(Figure record listings)

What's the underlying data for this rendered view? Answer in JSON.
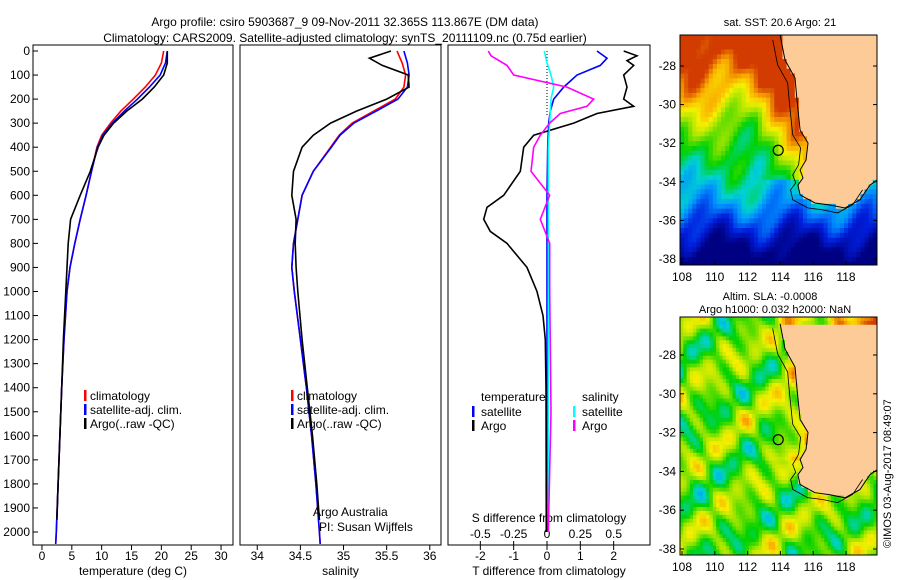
{
  "title": {
    "line1": "Argo profile: csiro 5903687_9 09-Nov-2011 32.365S 113.867E (DM data)",
    "line2": "Climatology: CARS2009. Satellite-adjusted climatology: synTS_20111109.nc (0.75d earlier)"
  },
  "copyright": "©IMOS 03-Aug-2017 08:49:07",
  "colors": {
    "climatology": "#ff0000",
    "satellite": "#0000ff",
    "argo": "#000000",
    "sal_sat": "#00ffff",
    "sal_argo": "#ff00ff",
    "land": "#fccb97"
  },
  "chart_data": [
    {
      "type": "line",
      "id": "temperature",
      "xlabel": "temperature (deg C)",
      "xlim": [
        -1.5,
        32
      ],
      "ylim": [
        2050,
        0
      ],
      "xticks": [
        0,
        5,
        10,
        15,
        20,
        25,
        30
      ],
      "yticks": [
        0,
        100,
        200,
        300,
        400,
        500,
        600,
        700,
        800,
        900,
        1000,
        1100,
        1200,
        1300,
        1400,
        1500,
        1600,
        1700,
        1800,
        1900,
        2000
      ],
      "legend": [
        "climatology",
        "satellite-adj. clim.",
        "Argo(..raw -QC)"
      ],
      "series": [
        {
          "name": "climatology",
          "color": "#ff0000",
          "depth": [
            0,
            50,
            100,
            150,
            200,
            250,
            300,
            350,
            400,
            500,
            600,
            700,
            800,
            900,
            1000,
            1200,
            1400,
            1600,
            1800,
            2000,
            2050
          ],
          "values": [
            20.4,
            20,
            19,
            17.3,
            15.3,
            13.2,
            11.5,
            10,
            9.2,
            8.3,
            7.4,
            6.4,
            5.5,
            4.7,
            4.2,
            3.7,
            3.3,
            3.0,
            2.7,
            2.4,
            2.3
          ]
        },
        {
          "name": "satellite-adj. clim.",
          "color": "#0000ff",
          "depth": [
            0,
            50,
            100,
            150,
            200,
            250,
            300,
            350,
            400,
            500,
            600,
            700,
            800,
            900,
            1000,
            1200,
            1400,
            1600,
            1800,
            2000,
            2050
          ],
          "values": [
            21,
            20.7,
            19.8,
            18,
            16,
            13.8,
            11.8,
            10.2,
            9.3,
            8.3,
            7.4,
            6.4,
            5.5,
            4.7,
            4.2,
            3.7,
            3.3,
            3.0,
            2.7,
            2.4,
            2.3
          ]
        },
        {
          "name": "Argo(..raw -QC)",
          "color": "#000000",
          "depth": [
            0,
            50,
            100,
            150,
            200,
            250,
            300,
            350,
            400,
            500,
            600,
            700,
            800,
            900,
            1000,
            1200,
            1400,
            1600,
            1800,
            1950
          ],
          "values": [
            21,
            21,
            20.4,
            18.8,
            16.8,
            14.2,
            12,
            10.4,
            9.4,
            8.1,
            6.4,
            4.8,
            4.4,
            4.2,
            4.0,
            3.6,
            3.3,
            3.0,
            2.7,
            2.5
          ]
        }
      ]
    },
    {
      "type": "line",
      "id": "salinity",
      "xlabel": "salinity",
      "xlim": [
        33.8,
        36.13
      ],
      "ylim": [
        2050,
        0
      ],
      "xticks": [
        34,
        34.5,
        35,
        35.5,
        36
      ],
      "legend": [
        "climatology",
        "satellite-adj. clim.",
        "Argo(..raw -QC)"
      ],
      "annotation": [
        "Argo Australia",
        "PI: Susan Wijffels"
      ],
      "series": [
        {
          "name": "climatology",
          "color": "#ff0000",
          "depth": [
            0,
            50,
            100,
            150,
            200,
            250,
            300,
            350,
            400,
            500,
            600,
            700,
            800,
            900,
            1000,
            1200,
            1400,
            1600,
            1800,
            2000,
            2050
          ],
          "values": [
            35.62,
            35.68,
            35.72,
            35.7,
            35.6,
            35.35,
            35.1,
            34.95,
            34.85,
            34.65,
            34.52,
            34.47,
            34.42,
            34.4,
            34.43,
            34.5,
            34.57,
            34.63,
            34.68,
            34.72,
            34.73
          ]
        },
        {
          "name": "satellite-adj. clim.",
          "color": "#0000ff",
          "depth": [
            0,
            50,
            100,
            150,
            200,
            250,
            300,
            350,
            400,
            500,
            600,
            700,
            800,
            900,
            1000,
            1200,
            1400,
            1600,
            1800,
            2000,
            2050
          ],
          "values": [
            35.7,
            35.74,
            35.76,
            35.74,
            35.63,
            35.38,
            35.12,
            34.96,
            34.86,
            34.65,
            34.52,
            34.47,
            34.42,
            34.4,
            34.43,
            34.5,
            34.57,
            34.63,
            34.68,
            34.72,
            34.73
          ]
        },
        {
          "name": "Argo(..raw -QC)",
          "color": "#000000",
          "depth": [
            0,
            30,
            60,
            100,
            150,
            200,
            250,
            300,
            350,
            400,
            500,
            600,
            700,
            800,
            900,
            1000,
            1200,
            1400,
            1600,
            1800,
            1950
          ],
          "values": [
            35.55,
            35.3,
            35.45,
            35.75,
            35.76,
            35.5,
            35.15,
            34.85,
            34.65,
            34.52,
            34.42,
            34.4,
            34.45,
            34.44,
            34.45,
            34.47,
            34.52,
            34.58,
            34.64,
            34.69,
            34.72
          ]
        }
      ]
    },
    {
      "type": "line",
      "id": "difference",
      "xlabel": "T difference from climatology",
      "xlabel2": "S difference from climatology",
      "xlim": [
        -2.97,
        3.09
      ],
      "ylim": [
        2050,
        0
      ],
      "xticks": [
        -2,
        -1,
        0,
        1,
        2
      ],
      "xticks_s": [
        -0.5,
        -0.25,
        0,
        0.25,
        0.5
      ],
      "legend_titles": [
        "temperature",
        "salinity"
      ],
      "legend": [
        "satellite",
        "Argo",
        "satellite",
        "Argo"
      ],
      "series": [
        {
          "name": "T satellite",
          "color": "#0000ff",
          "unit": "T",
          "depth": [
            0,
            30,
            60,
            100,
            150,
            200,
            250,
            300,
            400,
            600,
            1000,
            2000
          ],
          "values": [
            1.5,
            1.8,
            1.6,
            0.9,
            0.5,
            0.2,
            0.1,
            0.05,
            0.02,
            0.0,
            0.0,
            0.0
          ]
        },
        {
          "name": "T Argo",
          "color": "#000000",
          "unit": "T",
          "depth": [
            0,
            20,
            40,
            60,
            100,
            150,
            200,
            230,
            260,
            300,
            350,
            400,
            500,
            600,
            650,
            700,
            750,
            800,
            900,
            1000,
            1100,
            1200,
            1400,
            2000
          ],
          "values": [
            2.3,
            2.7,
            2.4,
            2.6,
            2.3,
            2.4,
            2.3,
            2.6,
            1.5,
            0.8,
            -0.4,
            -0.7,
            -0.8,
            -1.3,
            -1.8,
            -1.9,
            -1.7,
            -1.2,
            -0.6,
            -0.3,
            -0.12,
            -0.05,
            -0.03,
            -0.02
          ]
        },
        {
          "name": "S satellite",
          "color": "#00ffff",
          "unit": "S",
          "depth": [
            0,
            50,
            100,
            150,
            200,
            300,
            400,
            600,
            1000,
            1500,
            2000
          ],
          "values": [
            -0.02,
            0.0,
            0.03,
            0.05,
            0.03,
            0.02,
            0.01,
            0.01,
            0.01,
            0.01,
            0.01
          ]
        },
        {
          "name": "S Argo",
          "color": "#ff00ff",
          "unit": "S",
          "depth": [
            0,
            20,
            60,
            100,
            150,
            200,
            230,
            260,
            300,
            350,
            400,
            500,
            600,
            700,
            800,
            1000,
            1500,
            2000
          ],
          "values": [
            -0.44,
            -0.42,
            -0.3,
            -0.25,
            0.15,
            0.35,
            0.3,
            0.1,
            0.02,
            -0.05,
            -0.1,
            -0.12,
            0.02,
            -0.05,
            0.02,
            0.02,
            0.03,
            0.01
          ]
        }
      ]
    },
    {
      "type": "heatmap",
      "id": "sst_map",
      "title": "sat. SST: 20.6 Argo: 21",
      "xlim": [
        107.9,
        119.9
      ],
      "ylim": [
        -38.4,
        -26.4
      ],
      "xticks": [
        108,
        110,
        112,
        114,
        116,
        118
      ],
      "yticks": [
        -28,
        -30,
        -32,
        -34,
        -36,
        -38
      ],
      "argo_position": [
        113.867,
        -32.365
      ]
    },
    {
      "type": "heatmap",
      "id": "sla_map",
      "title": "Altim. SLA: -0.0008",
      "subtitle": "Argo h1000: 0.032 h2000: NaN",
      "xlim": [
        107.9,
        119.9
      ],
      "ylim": [
        -38.4,
        -26.4
      ],
      "xticks": [
        108,
        110,
        112,
        114,
        116,
        118
      ],
      "yticks": [
        -28,
        -30,
        -32,
        -34,
        -36,
        -38
      ],
      "argo_position": [
        113.867,
        -32.365
      ]
    }
  ],
  "coastline": [
    [
      113.98,
      -26.39
    ],
    [
      114.28,
      -27.69
    ],
    [
      114.89,
      -28.62
    ],
    [
      115.01,
      -29.76
    ],
    [
      115.2,
      -31.32
    ],
    [
      115.68,
      -31.99
    ],
    [
      115.56,
      -32.87
    ],
    [
      115.2,
      -33.39
    ],
    [
      115.38,
      -33.8
    ],
    [
      115.07,
      -34.17
    ],
    [
      115.2,
      -34.68
    ],
    [
      116.11,
      -35.1
    ],
    [
      117.02,
      -35.2
    ],
    [
      117.94,
      -35.36
    ],
    [
      118.85,
      -34.94
    ],
    [
      119.46,
      -34.17
    ],
    [
      119.9,
      -33.91
    ],
    [
      119.9,
      -26.39
    ]
  ]
}
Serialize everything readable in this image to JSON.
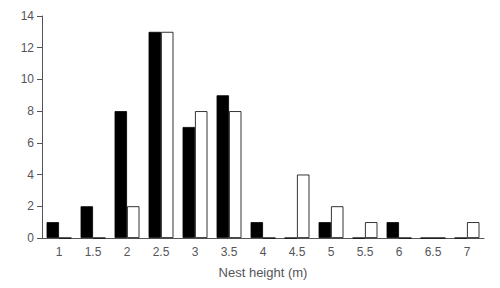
{
  "chart_data": {
    "type": "bar",
    "xlabel": "Nest height (m)",
    "categories": [
      "1",
      "1.5",
      "2",
      "2.5",
      "3",
      "3.5",
      "4",
      "4.5",
      "5",
      "5.5",
      "6",
      "6.5",
      "7"
    ],
    "series": [
      {
        "color": "#000000",
        "values": [
          1,
          2,
          8,
          13,
          7,
          9,
          1,
          0,
          1,
          0,
          1,
          0,
          0
        ]
      },
      {
        "color": "#ffffff",
        "values": [
          0,
          0,
          2,
          13,
          8,
          8,
          0,
          4,
          2,
          1,
          0,
          0,
          1
        ]
      }
    ],
    "ylim": [
      0,
      14
    ],
    "yticks": [
      0,
      2,
      4,
      6,
      8,
      10,
      12,
      14
    ],
    "grid": false
  }
}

◆ **Your task**
Identify the lines above that contain the word "difference", then copy them.

◆ **Answer below**
      "id": "difference",
      "xlabel": "T difference from climatology",
      "xlabel2": "S difference from climatology",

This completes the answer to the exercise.